Exercise objective. Review the material and extract every line in which the word "crwn" occurs.

Supplied data.
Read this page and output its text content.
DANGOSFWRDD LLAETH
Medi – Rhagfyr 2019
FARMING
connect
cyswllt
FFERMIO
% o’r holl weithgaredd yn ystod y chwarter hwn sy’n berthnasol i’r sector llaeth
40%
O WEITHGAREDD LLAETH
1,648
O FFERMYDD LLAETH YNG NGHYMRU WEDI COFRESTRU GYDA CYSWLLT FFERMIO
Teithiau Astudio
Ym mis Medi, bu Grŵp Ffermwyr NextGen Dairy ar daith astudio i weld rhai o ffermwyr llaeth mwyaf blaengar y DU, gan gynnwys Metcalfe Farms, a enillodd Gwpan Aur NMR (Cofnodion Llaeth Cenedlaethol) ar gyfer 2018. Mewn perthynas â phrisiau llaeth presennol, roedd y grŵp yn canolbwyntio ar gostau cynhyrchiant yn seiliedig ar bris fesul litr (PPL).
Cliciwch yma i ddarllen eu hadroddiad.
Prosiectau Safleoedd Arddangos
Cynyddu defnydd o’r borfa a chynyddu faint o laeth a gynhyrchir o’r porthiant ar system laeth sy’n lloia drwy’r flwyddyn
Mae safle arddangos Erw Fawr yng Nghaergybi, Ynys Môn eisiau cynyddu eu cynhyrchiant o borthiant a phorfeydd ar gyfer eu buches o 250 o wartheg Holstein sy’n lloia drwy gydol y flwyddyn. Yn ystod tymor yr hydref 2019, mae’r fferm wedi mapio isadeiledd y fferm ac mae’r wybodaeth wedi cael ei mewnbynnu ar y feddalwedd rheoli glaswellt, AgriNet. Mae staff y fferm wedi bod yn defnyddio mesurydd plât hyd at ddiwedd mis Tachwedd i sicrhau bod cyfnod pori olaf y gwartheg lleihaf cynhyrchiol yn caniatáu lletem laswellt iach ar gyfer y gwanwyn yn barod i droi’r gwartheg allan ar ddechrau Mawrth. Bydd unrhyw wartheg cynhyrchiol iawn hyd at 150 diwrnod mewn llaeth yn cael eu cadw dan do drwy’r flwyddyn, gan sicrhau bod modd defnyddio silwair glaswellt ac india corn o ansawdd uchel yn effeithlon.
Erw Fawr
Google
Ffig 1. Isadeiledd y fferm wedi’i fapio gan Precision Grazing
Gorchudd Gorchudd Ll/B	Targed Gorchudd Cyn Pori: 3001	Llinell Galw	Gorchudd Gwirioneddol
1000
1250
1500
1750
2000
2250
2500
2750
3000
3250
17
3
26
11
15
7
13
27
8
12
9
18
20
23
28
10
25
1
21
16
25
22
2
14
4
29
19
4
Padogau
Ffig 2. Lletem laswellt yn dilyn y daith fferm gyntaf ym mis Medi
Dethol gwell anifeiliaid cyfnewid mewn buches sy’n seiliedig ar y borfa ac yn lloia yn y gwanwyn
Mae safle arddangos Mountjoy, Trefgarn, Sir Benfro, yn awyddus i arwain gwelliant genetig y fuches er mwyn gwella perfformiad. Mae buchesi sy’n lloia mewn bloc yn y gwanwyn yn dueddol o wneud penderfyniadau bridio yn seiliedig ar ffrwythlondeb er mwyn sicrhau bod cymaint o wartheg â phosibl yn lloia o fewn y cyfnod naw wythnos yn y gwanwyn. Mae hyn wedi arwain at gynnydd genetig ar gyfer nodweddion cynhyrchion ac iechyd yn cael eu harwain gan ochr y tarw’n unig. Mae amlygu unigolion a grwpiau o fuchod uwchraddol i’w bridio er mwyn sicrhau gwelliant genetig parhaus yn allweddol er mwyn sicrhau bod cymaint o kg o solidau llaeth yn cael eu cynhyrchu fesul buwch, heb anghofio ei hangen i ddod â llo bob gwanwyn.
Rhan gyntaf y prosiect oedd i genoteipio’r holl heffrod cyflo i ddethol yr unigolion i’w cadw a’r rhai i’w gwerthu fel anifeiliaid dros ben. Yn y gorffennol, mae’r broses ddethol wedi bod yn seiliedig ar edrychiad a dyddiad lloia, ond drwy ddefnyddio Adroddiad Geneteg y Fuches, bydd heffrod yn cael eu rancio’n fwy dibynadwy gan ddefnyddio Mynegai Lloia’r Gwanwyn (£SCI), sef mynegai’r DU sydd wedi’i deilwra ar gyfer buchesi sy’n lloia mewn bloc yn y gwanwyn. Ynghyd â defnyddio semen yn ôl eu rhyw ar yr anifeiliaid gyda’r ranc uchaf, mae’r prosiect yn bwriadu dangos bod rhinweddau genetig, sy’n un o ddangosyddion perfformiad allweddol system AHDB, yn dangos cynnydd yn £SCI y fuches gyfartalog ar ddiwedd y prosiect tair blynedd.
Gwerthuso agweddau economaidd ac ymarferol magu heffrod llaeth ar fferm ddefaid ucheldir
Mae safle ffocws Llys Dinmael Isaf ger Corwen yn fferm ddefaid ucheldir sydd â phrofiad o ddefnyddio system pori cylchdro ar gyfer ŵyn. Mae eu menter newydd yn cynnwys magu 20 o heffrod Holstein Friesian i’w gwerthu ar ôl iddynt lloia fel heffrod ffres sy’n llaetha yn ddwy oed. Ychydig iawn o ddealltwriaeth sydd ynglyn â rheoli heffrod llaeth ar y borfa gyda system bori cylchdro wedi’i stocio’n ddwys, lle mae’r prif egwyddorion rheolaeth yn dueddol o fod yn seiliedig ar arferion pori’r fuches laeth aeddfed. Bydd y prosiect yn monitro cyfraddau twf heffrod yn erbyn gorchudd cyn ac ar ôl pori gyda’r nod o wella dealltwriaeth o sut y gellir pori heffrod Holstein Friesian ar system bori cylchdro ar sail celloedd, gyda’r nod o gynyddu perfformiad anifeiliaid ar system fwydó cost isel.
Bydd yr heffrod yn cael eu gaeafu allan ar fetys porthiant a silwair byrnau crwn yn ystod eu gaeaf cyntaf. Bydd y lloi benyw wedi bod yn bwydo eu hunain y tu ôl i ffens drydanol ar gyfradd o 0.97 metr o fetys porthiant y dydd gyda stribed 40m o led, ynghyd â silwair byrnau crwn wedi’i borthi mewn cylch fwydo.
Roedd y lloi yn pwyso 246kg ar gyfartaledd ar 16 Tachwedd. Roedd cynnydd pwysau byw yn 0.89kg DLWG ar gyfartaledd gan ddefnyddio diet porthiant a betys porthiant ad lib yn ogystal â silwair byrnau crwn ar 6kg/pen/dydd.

Output of the task.
Bydd yr heffrod yn cael eu gaeafu allan ar fetys porthiant a silwair byrnau crwn yn ystod eu gaeaf cyntaf. Bydd y lloi benyw wedi bod yn bwydo eu hunain y tu ôl i ffens drydanol ar gyfradd o 0.97 metr o fetys porthiant y dydd gyda stribed 40m o led, ynghyd â silwair byrnau crwn wedi’i borthi mewn cylch fwydo.
Roedd y lloi yn pwyso 246kg ar gyfartaledd ar 16 Tachwedd. Roedd cynnydd pwysau byw yn 0.89kg DLWG ar gyfartaledd gan ddefnyddio diet porthiant a betys porthiant ad lib yn ogystal â silwair byrnau crwn ar 6kg/pen/dydd.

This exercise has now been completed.